Look through the records below and collect all lines that hold the string "From".

===== Data for processing =====

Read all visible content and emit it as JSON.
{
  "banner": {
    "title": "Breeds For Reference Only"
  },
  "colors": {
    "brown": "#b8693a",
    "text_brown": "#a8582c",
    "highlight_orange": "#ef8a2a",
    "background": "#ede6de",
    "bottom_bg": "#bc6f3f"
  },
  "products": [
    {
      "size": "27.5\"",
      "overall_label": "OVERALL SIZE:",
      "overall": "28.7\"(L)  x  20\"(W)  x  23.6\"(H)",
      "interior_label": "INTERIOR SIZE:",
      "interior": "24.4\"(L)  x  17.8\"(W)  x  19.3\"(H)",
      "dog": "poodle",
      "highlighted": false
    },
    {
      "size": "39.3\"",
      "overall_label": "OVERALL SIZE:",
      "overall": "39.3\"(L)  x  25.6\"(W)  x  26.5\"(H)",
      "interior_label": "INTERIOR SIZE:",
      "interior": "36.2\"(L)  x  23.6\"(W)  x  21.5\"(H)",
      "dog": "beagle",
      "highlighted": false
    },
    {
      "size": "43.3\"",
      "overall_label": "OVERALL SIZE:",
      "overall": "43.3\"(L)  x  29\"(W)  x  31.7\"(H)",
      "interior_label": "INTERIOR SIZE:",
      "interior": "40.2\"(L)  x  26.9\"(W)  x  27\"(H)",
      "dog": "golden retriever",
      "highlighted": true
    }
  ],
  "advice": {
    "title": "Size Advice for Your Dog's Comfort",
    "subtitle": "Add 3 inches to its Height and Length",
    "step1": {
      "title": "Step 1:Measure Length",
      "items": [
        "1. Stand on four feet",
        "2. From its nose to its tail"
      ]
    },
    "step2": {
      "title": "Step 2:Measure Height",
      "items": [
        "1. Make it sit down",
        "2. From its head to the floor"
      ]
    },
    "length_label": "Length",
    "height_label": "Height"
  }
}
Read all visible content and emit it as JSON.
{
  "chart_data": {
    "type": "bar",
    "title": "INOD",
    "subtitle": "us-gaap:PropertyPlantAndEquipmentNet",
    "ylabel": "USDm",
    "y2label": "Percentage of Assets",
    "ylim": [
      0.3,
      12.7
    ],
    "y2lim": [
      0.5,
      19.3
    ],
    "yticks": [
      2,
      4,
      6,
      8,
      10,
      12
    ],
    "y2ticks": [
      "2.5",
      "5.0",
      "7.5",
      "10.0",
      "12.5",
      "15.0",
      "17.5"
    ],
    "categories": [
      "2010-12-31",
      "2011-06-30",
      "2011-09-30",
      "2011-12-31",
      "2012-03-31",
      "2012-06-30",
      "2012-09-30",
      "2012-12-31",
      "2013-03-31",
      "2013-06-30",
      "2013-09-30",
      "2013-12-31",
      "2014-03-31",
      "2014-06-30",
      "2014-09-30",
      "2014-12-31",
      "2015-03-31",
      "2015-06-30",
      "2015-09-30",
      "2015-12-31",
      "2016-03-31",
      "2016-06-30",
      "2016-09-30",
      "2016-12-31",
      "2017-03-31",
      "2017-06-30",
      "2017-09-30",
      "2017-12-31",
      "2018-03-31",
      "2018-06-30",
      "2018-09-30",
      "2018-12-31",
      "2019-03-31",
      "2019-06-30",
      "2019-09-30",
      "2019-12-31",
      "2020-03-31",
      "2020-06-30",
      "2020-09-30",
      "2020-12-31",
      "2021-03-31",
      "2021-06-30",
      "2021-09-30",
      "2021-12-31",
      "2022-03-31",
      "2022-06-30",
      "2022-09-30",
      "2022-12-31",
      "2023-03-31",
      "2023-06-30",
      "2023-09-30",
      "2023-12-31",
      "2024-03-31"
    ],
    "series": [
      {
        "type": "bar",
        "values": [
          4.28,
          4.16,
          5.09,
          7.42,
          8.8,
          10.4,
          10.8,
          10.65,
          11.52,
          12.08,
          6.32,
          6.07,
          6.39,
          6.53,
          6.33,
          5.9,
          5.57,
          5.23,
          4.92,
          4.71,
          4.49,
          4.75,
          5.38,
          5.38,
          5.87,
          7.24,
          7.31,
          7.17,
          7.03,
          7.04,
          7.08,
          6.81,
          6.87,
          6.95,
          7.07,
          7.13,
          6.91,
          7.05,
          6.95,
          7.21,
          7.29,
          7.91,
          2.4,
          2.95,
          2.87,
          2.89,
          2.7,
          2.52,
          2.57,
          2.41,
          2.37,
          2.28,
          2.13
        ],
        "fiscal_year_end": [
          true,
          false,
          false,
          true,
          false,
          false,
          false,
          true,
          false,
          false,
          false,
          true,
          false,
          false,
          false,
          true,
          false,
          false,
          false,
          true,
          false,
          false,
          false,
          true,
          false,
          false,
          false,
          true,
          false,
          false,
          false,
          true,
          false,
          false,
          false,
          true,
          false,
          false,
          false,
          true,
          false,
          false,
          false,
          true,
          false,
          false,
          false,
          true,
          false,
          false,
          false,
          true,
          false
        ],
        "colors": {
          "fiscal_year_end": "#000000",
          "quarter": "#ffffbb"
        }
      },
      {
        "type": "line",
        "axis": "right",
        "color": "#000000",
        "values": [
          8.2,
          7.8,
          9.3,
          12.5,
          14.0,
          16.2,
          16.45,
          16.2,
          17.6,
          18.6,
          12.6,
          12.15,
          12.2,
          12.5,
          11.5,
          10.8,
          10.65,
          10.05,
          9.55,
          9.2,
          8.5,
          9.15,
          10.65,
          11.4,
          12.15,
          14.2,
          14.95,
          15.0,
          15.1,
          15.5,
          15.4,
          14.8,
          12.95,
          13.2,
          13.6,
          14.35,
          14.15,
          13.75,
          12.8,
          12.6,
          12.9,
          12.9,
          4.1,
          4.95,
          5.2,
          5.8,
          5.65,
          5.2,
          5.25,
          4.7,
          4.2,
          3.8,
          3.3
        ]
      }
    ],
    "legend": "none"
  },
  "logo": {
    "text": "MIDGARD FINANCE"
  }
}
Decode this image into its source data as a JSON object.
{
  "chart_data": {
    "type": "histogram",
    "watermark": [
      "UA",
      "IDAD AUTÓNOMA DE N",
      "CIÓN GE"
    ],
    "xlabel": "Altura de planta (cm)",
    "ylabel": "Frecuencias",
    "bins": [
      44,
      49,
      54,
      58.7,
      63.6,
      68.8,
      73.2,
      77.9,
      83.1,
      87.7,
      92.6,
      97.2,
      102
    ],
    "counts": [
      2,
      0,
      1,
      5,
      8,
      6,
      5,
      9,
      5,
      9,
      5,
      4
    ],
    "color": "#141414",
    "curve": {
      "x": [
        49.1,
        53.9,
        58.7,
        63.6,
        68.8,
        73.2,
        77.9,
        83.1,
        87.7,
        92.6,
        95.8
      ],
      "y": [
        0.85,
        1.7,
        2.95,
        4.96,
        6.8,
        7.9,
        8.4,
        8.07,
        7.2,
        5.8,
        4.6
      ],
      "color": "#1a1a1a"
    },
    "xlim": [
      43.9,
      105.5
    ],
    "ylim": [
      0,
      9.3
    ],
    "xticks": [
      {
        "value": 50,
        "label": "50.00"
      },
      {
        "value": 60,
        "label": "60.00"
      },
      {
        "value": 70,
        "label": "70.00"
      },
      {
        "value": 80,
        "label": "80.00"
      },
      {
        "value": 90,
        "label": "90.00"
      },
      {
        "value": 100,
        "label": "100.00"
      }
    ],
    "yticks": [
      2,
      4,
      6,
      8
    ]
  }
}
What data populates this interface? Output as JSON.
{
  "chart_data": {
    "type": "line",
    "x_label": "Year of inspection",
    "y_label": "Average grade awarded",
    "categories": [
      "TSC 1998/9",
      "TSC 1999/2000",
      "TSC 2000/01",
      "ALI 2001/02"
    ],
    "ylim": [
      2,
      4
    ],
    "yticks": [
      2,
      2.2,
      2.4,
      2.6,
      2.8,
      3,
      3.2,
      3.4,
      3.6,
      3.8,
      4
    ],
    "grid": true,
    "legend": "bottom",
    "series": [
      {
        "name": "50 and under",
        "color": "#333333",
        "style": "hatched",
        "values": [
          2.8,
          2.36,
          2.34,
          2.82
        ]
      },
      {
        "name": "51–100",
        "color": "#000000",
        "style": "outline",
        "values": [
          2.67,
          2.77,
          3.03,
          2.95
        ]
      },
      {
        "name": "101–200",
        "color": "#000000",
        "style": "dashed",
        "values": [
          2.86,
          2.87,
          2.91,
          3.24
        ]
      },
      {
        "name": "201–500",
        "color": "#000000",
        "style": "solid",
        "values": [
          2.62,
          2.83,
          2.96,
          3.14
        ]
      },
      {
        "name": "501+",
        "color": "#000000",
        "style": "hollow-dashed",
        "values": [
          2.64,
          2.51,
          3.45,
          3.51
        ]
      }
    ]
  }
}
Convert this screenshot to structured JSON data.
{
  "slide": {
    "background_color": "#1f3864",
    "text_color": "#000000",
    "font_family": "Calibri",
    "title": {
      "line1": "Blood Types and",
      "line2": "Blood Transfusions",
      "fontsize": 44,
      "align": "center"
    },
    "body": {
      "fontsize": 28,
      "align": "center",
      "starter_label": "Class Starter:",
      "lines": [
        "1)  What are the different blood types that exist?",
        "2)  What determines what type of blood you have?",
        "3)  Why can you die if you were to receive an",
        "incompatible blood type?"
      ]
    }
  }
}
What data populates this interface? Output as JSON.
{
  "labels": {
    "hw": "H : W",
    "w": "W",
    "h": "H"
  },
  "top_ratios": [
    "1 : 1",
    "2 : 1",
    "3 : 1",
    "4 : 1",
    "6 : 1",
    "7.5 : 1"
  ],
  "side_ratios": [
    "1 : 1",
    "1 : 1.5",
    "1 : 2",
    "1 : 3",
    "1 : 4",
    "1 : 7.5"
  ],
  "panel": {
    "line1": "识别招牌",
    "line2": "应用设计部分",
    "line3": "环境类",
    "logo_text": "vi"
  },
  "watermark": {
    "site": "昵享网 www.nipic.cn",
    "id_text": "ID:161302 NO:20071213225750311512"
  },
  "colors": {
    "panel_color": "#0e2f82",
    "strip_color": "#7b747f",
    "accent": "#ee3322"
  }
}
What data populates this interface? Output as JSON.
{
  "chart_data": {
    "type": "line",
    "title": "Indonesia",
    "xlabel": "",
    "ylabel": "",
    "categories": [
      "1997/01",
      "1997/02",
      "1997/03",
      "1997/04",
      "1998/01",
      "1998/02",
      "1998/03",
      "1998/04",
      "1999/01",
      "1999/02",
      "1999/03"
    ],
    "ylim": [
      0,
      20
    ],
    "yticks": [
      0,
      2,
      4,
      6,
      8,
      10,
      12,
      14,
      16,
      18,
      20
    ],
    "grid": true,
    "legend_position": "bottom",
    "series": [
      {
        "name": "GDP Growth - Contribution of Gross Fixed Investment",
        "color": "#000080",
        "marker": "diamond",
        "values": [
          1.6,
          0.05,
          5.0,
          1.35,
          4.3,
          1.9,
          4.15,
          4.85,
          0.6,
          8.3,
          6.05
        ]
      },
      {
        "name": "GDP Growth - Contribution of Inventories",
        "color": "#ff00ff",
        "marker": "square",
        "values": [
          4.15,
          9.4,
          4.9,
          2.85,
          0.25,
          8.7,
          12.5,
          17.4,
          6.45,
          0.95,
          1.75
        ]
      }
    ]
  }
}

=====

Output of the task.
        "2. From its nose to its tail"
        "2. From its head to the floor"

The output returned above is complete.